*Do this:*
Restate the records in their entirety, word for word.

───

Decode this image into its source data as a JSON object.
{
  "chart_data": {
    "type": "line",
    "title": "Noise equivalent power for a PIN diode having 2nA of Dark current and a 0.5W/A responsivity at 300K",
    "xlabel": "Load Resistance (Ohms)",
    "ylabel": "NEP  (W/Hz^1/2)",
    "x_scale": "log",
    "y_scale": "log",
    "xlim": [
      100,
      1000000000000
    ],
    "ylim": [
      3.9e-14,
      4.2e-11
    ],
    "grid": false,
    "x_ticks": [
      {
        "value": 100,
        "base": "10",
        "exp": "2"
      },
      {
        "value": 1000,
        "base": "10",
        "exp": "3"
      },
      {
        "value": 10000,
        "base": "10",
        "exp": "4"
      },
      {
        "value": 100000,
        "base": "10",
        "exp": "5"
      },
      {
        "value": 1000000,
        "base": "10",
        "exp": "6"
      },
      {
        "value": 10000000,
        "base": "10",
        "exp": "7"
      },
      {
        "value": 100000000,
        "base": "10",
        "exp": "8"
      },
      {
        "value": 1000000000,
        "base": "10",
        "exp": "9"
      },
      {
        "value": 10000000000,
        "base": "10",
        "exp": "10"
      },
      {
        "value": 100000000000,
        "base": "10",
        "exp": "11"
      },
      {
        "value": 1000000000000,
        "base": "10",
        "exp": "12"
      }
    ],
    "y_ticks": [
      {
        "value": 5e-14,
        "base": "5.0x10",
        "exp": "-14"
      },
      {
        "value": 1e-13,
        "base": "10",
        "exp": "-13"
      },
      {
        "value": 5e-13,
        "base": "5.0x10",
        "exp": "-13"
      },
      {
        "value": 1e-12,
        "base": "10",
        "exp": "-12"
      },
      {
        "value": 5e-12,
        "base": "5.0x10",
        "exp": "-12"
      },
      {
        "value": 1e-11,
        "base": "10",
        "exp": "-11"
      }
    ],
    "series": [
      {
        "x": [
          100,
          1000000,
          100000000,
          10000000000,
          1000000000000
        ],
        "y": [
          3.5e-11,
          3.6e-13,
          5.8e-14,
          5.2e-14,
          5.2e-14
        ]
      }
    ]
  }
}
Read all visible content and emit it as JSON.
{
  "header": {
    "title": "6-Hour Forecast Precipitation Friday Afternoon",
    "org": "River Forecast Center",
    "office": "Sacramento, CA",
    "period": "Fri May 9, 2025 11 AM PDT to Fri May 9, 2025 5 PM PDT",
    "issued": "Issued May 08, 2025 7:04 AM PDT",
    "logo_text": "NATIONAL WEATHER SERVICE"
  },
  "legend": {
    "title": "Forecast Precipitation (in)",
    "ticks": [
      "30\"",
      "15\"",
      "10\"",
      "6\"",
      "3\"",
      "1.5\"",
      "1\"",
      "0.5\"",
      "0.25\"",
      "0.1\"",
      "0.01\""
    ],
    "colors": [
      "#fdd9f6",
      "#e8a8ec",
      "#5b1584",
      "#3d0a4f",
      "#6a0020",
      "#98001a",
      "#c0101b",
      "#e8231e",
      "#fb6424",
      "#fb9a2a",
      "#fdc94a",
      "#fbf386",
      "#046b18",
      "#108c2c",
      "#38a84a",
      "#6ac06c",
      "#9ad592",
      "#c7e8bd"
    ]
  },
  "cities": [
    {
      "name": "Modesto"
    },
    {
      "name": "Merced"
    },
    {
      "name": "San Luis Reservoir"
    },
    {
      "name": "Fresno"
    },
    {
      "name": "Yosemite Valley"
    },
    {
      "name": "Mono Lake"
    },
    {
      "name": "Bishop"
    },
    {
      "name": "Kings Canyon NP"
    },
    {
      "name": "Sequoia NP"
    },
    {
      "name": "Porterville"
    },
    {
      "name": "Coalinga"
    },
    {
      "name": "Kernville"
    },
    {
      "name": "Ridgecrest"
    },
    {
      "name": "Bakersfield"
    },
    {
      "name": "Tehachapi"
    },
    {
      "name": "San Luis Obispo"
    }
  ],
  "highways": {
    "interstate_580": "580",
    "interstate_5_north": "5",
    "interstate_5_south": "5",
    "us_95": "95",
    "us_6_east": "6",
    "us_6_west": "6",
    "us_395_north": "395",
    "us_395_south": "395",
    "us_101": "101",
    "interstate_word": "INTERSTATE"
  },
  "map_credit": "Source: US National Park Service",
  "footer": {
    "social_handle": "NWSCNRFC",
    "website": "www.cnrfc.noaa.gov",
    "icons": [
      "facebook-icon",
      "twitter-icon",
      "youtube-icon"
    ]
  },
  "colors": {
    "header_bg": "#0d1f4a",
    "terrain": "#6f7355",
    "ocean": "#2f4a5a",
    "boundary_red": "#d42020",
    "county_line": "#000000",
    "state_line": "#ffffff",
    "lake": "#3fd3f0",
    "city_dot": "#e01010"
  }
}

───

*Full solution:*
Decode this image into its source data as a JSON object.
{
  "chart_data": {
    "type": "line",
    "title": "Noise equivalent power for a PIN diode having 2nA of Dark current and a 0.5W/A responsivity at 300K",
    "xlabel": "Load Resistance (Ohms)",
    "ylabel": "NEP  (W/Hz^1/2)",
    "x_scale": "log",
    "y_scale": "log",
    "xlim": [
      100,
      1000000000000
    ],
    "ylim": [
      3.9e-14,
      4.2e-11
    ],
    "grid": false,
    "x_ticks": [
      {
        "value": 100,
        "base": "10",
        "exp": "2"
      },
      {
        "value": 1000,
        "base": "10",
        "exp": "3"
      },
      {
        "value": 10000,
        "base": "10",
        "exp": "4"
      },
      {
        "value": 100000,
        "base": "10",
        "exp": "5"
      },
      {
        "value": 1000000,
        "base": "10",
        "exp": "6"
      },
      {
        "value": 10000000,
        "base": "10",
        "exp": "7"
      },
      {
        "value": 100000000,
        "base": "10",
        "exp": "8"
      },
      {
        "value": 1000000000,
        "base": "10",
        "exp": "9"
      },
      {
        "value": 10000000000,
        "base": "10",
        "exp": "10"
      },
      {
        "value": 100000000000,
        "base": "10",
        "exp": "11"
      },
      {
        "value": 1000000000000,
        "base": "10",
        "exp": "12"
      }
    ],
    "y_ticks": [
      {
        "value": 5e-14,
        "base": "5.0x10",
        "exp": "-14"
      },
      {
        "value": 1e-13,
        "base": "10",
        "exp": "-13"
      },
      {
        "value": 5e-13,
        "base": "5.0x10",
        "exp": "-13"
      },
      {
        "value": 1e-12,
        "base": "10",
        "exp": "-12"
      },
      {
        "value": 5e-12,
        "base": "5.0x10",
        "exp": "-12"
      },
      {
        "value": 1e-11,
        "base": "10",
        "exp": "-11"
      }
    ],
    "series": [
      {
        "x": [
          100,
          1000000,
          100000000,
          10000000000,
          1000000000000
        ],
        "y": [
          3.5e-11,
          3.6e-13,
          5.8e-14,
          5.2e-14,
          5.2e-14
        ]
      }
    ]
  }
}
Read all visible content and emit it as JSON.
{
  "header": {
    "title": "6-Hour Forecast Precipitation Friday Afternoon",
    "org": "River Forecast Center",
    "office": "Sacramento, CA",
    "period": "Fri May 9, 2025 11 AM PDT to Fri May 9, 2025 5 PM PDT",
    "issued": "Issued May 08, 2025 7:04 AM PDT",
    "logo_text": "NATIONAL WEATHER SERVICE"
  },
  "legend": {
    "title": "Forecast Precipitation (in)",
    "ticks": [
      "30\"",
      "15\"",
      "10\"",
      "6\"",
      "3\"",
      "1.5\"",
      "1\"",
      "0.5\"",
      "0.25\"",
      "0.1\"",
      "0.01\""
    ],
    "colors": [
      "#fdd9f6",
      "#e8a8ec",
      "#5b1584",
      "#3d0a4f",
      "#6a0020",
      "#98001a",
      "#c0101b",
      "#e8231e",
      "#fb6424",
      "#fb9a2a",
      "#fdc94a",
      "#fbf386",
      "#046b18",
      "#108c2c",
      "#38a84a",
      "#6ac06c",
      "#9ad592",
      "#c7e8bd"
    ]
  },
  "cities": [
    {
      "name": "Modesto"
    },
    {
      "name": "Merced"
    },
    {
      "name": "San Luis Reservoir"
    },
    {
      "name": "Fresno"
    },
    {
      "name": "Yosemite Valley"
    },
    {
      "name": "Mono Lake"
    },
    {
      "name": "Bishop"
    },
    {
      "name": "Kings Canyon NP"
    },
    {
      "name": "Sequoia NP"
    },
    {
      "name": "Porterville"
    },
    {
      "name": "Coalinga"
    },
    {
      "name": "Kernville"
    },
    {
      "name": "Ridgecrest"
    },
    {
      "name": "Bakersfield"
    },
    {
      "name": "Tehachapi"
    },
    {
      "name": "San Luis Obispo"
    }
  ],
  "highways": {
    "interstate_580": "580",
    "interstate_5_north": "5",
    "interstate_5_south": "5",
    "us_95": "95",
    "us_6_east": "6",
    "us_6_west": "6",
    "us_395_north": "395",
    "us_395_south": "395",
    "us_101": "101",
    "interstate_word": "INTERSTATE"
  },
  "map_credit": "Source: US National Park Service",
  "footer": {
    "social_handle": "NWSCNRFC",
    "website": "www.cnrfc.noaa.gov",
    "icons": [
      "facebook-icon",
      "twitter-icon",
      "youtube-icon"
    ]
  },
  "colors": {
    "header_bg": "#0d1f4a",
    "terrain": "#6f7355",
    "ocean": "#2f4a5a",
    "boundary_red": "#d42020",
    "county_line": "#000000",
    "state_line": "#ffffff",
    "lake": "#3fd3f0",
    "city_dot": "#e01010"
  }
}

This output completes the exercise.